▸ Instructions for the task: Transcribe the lines below verbatim, skipping the images.

____________________

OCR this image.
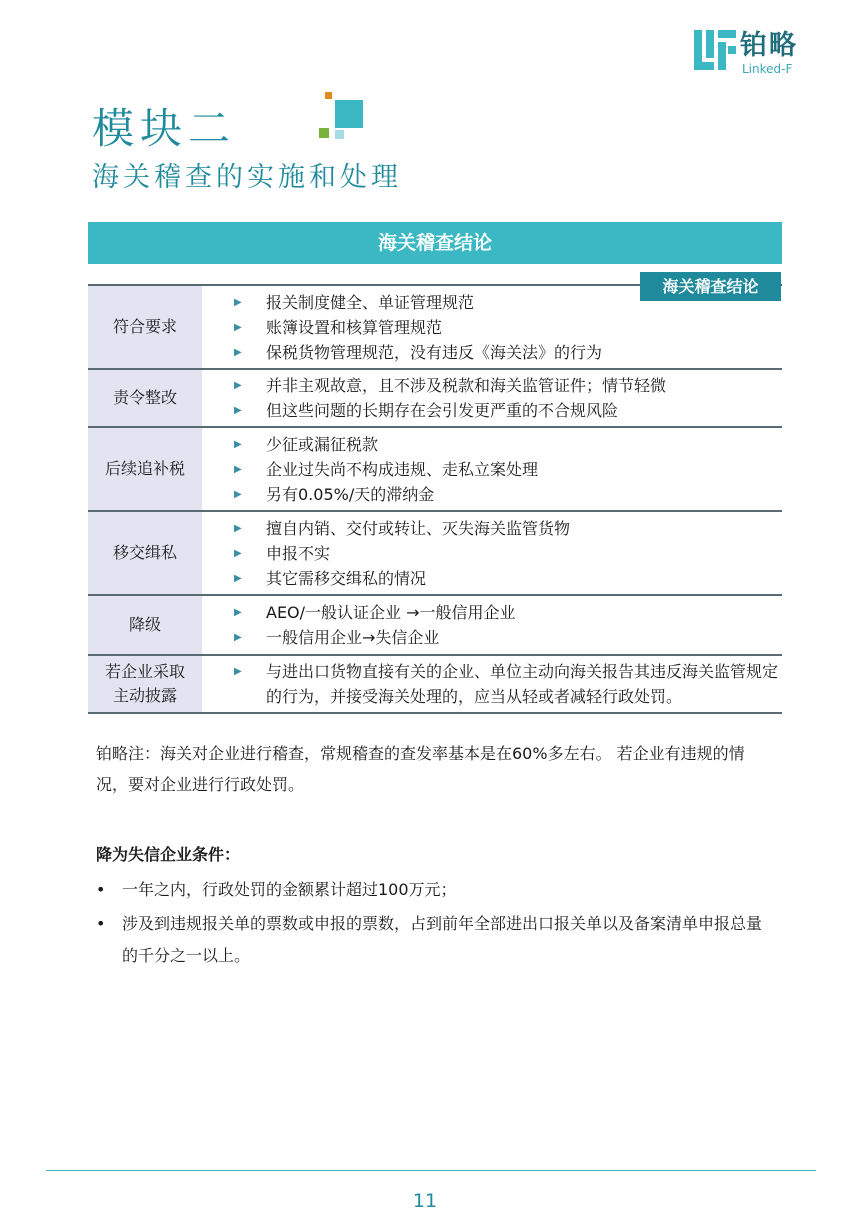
铂略
Linked-F
模块二
海关稽查的实施和处理
海关稽查结论
海关稽查结论
符合要求
▶ 报关制度健全、单证管理规范
▶ 账簿设置和核算管理规范
▶ 保税货物管理规范，没有违反《海关法》的行为
责令整改
▶ 并非主观故意，且不涉及税款和海关监管证件；情节轻微
▶ 但这些问题的长期存在会引发更严重的不合规风险
后续追补税
▶ 少征或漏征税款
▶ 企业过失尚不构成违规、走私立案处理
▶ 另有0.05%/天的滞纳金
移交缉私
▶ 擅自内销、交付或转让、灭失海关监管货物
▶ 申报不实
▶ 其它需移交缉私的情况
降级
▶ AEO/一般认证企业 →一般信用企业
▶ 一般信用企业→失信企业
若企业采取主动披露
▶ 与进出口货物直接有关的企业、单位主动向海关报告其违反海关监管规定的行为，并接受海关处理的，应当从轻或者减轻行政处罚。
铂略注：海关对企业进行稽查，常规稽查的查发率基本是在60%多左右。 若企业有违规的情况，要对企业进行行政处罚。
降为失信企业条件：
• 一年之内，行政处罚的金额累计超过100万元；
• 涉及到违规报关单的票数或申报的票数，占到前年全部进出口报关单以及备案清单申报总量的千分之一以上。
11
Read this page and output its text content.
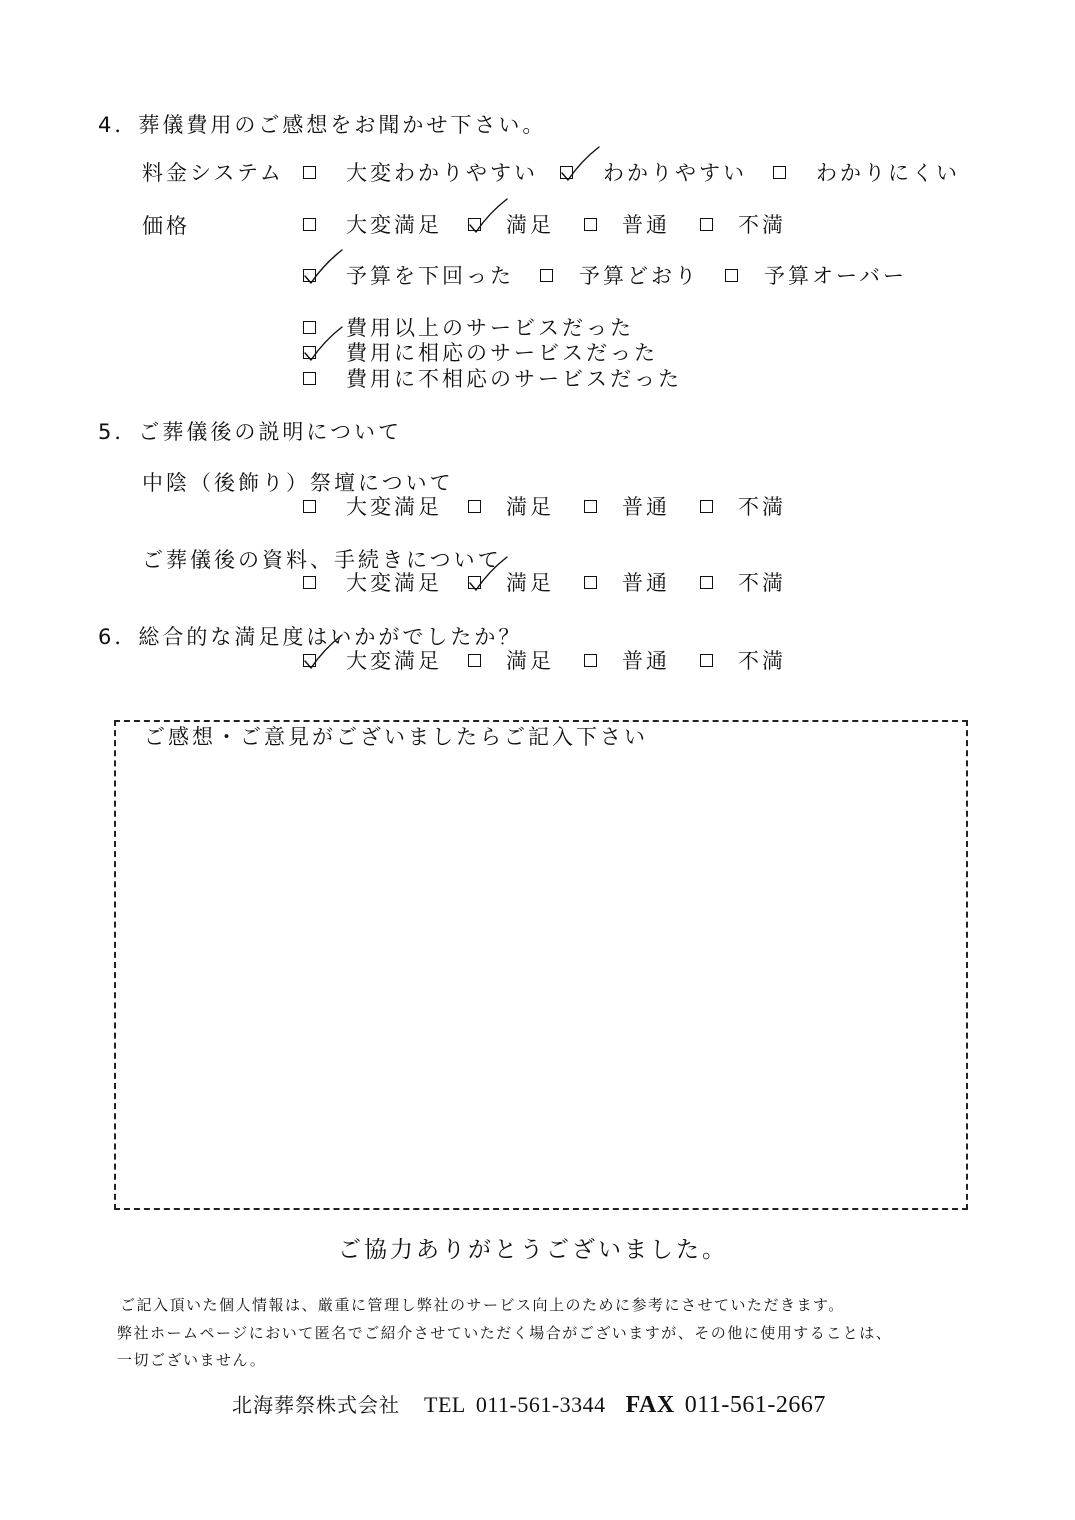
4．葬儀費用のご感想をお聞かせ下さい。
料金システム	大変わかりやすい	わかりやすい	わかりにくい
価格	大変満足	満足	普通	不満
予算を下回った	予算どおり	予算オーバー
費用以上のサービスだった
費用に相応のサービスだった
費用に不相応のサービスだった
5．ご葬儀後の説明について
中陰（後飾り）祭壇について
大変満足	満足	普通	不満
ご葬儀後の資料、手続きについて
大変満足	満足	普通	不満
6．総合的な満足度はいかがでしたか？
大変満足	満足	普通	不満
ご感想・ご意見がございましたらご記入下さい
ご協力ありがとうございました。
ご記入頂いた個人情報は、厳重に管理し弊社のサービス向上のために参考にさせていただきます。
弊社ホームページにおいて匿名でご紹介させていただく場合がございますが、その他に使用することは、
一切ございません。
北海葬祭株式会社 TEL 011-561-3344 FAX 011-561-2667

____________________

▸ The solution:
OCR this image.
铂略
Linked-F
模块二
海关稽查的实施和处理
海关稽查结论
海关稽查结论
符合要求
▶ 报关制度健全、单证管理规范
▶ 账簿设置和核算管理规范
▶ 保税货物管理规范，没有违反《海关法》的行为
责令整改
▶ 并非主观故意，且不涉及税款和海关监管证件；情节轻微
▶ 但这些问题的长期存在会引发更严重的不合规风险
后续追补税
▶ 少征或漏征税款
▶ 企业过失尚不构成违规、走私立案处理
▶ 另有0.05%/天的滞纳金
移交缉私
▶ 擅自内销、交付或转让、灭失海关监管货物
▶ 申报不实
▶ 其它需移交缉私的情况
降级
▶ AEO/一般认证企业 →一般信用企业
▶ 一般信用企业→失信企业
若企业采取主动披露
▶ 与进出口货物直接有关的企业、单位主动向海关报告其违反海关监管规定的行为，并接受海关处理的，应当从轻或者减轻行政处罚。
铂略注：海关对企业进行稽查，常规稽查的查发率基本是在60%多左右。 若企业有违规的情况，要对企业进行行政处罚。
降为失信企业条件：
• 一年之内，行政处罚的金额累计超过100万元；
• 涉及到违规报关单的票数或申报的票数，占到前年全部进出口报关单以及备案清单申报总量的千分之一以上。
11
Read this page and output its text content.
4．葬儀費用のご感想をお聞かせ下さい。
料金システム	大変わかりやすい	わかりやすい	わかりにくい
価格	大変満足	満足	普通	不満
予算を下回った	予算どおり	予算オーバー
費用以上のサービスだった
費用に相応のサービスだった
費用に不相応のサービスだった
5．ご葬儀後の説明について
中陰（後飾り）祭壇について
大変満足	満足	普通	不満
ご葬儀後の資料、手続きについて
大変満足	満足	普通	不満
6．総合的な満足度はいかがでしたか？
大変満足	満足	普通	不満
ご感想・ご意見がございましたらご記入下さい
ご協力ありがとうございました。
ご記入頂いた個人情報は、厳重に管理し弊社のサービス向上のために参考にさせていただきます。
弊社ホームページにおいて匿名でご紹介させていただく場合がございますが、その他に使用することは、
一切ございません。
北海葬祭株式会社 TEL 011-561-3344 FAX 011-561-2667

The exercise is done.